* **Exercise instructions**:
Go through the lines below and copy each one that holds the string "оставшихся".

* **Entries shown**:
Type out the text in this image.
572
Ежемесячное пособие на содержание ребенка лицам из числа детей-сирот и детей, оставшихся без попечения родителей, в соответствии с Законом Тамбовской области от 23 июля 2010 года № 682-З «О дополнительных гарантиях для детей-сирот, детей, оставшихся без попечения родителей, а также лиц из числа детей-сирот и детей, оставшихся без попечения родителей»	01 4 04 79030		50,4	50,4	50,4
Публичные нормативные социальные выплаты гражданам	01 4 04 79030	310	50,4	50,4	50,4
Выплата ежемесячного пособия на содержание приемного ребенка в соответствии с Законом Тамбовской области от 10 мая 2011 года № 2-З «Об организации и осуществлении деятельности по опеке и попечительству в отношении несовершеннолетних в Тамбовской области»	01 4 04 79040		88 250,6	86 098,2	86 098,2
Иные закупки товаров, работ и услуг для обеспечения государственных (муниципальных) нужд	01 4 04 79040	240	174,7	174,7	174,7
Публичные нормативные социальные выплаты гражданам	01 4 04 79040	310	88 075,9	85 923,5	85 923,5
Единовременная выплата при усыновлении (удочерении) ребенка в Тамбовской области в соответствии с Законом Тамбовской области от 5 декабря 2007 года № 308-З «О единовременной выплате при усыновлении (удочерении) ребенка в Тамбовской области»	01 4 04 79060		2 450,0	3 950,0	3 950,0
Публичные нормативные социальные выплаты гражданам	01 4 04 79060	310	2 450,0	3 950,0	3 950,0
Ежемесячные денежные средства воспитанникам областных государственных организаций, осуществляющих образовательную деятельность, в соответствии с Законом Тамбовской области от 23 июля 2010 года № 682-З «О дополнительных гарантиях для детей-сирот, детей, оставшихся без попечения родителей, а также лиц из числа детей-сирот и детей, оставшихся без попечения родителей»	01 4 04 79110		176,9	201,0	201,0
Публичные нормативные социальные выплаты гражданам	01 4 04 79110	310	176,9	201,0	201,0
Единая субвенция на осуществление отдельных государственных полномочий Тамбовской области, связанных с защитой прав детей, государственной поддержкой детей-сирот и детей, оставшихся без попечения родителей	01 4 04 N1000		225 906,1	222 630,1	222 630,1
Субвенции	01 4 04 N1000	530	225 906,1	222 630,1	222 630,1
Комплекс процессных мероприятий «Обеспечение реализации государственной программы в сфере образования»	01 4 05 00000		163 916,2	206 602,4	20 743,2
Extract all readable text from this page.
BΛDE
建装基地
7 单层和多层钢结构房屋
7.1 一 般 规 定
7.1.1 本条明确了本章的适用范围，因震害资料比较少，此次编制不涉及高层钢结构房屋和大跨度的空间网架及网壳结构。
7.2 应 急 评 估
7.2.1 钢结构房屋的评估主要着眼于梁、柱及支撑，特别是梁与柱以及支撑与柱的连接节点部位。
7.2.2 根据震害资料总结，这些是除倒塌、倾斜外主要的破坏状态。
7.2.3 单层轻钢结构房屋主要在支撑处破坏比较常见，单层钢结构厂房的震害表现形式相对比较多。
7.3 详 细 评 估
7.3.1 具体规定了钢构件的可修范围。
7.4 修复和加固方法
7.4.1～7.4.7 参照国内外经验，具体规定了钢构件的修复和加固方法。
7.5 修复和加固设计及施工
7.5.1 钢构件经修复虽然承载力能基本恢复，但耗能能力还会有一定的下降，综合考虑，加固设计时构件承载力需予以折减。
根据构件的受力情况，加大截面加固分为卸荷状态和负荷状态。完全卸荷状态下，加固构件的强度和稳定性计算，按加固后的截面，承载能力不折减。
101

* **Task output**:
Ежемесячное пособие на содержание ребенка лицам из числа детей-сирот и детей, оставшихся без попечения родителей, в соответствии с Законом Тамбовской области от 23 июля 2010 года № 682-З «О дополнительных гарантиях для детей-сирот, детей, оставшихся без попечения родителей, а также лиц из числа детей-сирот и детей, оставшихся без попечения родителей»	01 4 04 79030		50,4	50,4	50,4
Ежемесячные денежные средства воспитанникам областных государственных организаций, осуществляющих образовательную деятельность, в соответствии с Законом Тамбовской области от 23 июля 2010 года № 682-З «О дополнительных гарантиях для детей-сирот, детей, оставшихся без попечения родителей, а также лиц из числа детей-сирот и детей, оставшихся без попечения родителей»	01 4 04 79110		176,9	201,0	201,0
Единая субвенция на осуществление отдельных государственных полномочий Тамбовской области, связанных с защитой прав детей, государственной поддержкой детей-сирот и детей, оставшихся без попечения родителей	01 4 04 N1000		225 906,1	222 630,1	222 630,1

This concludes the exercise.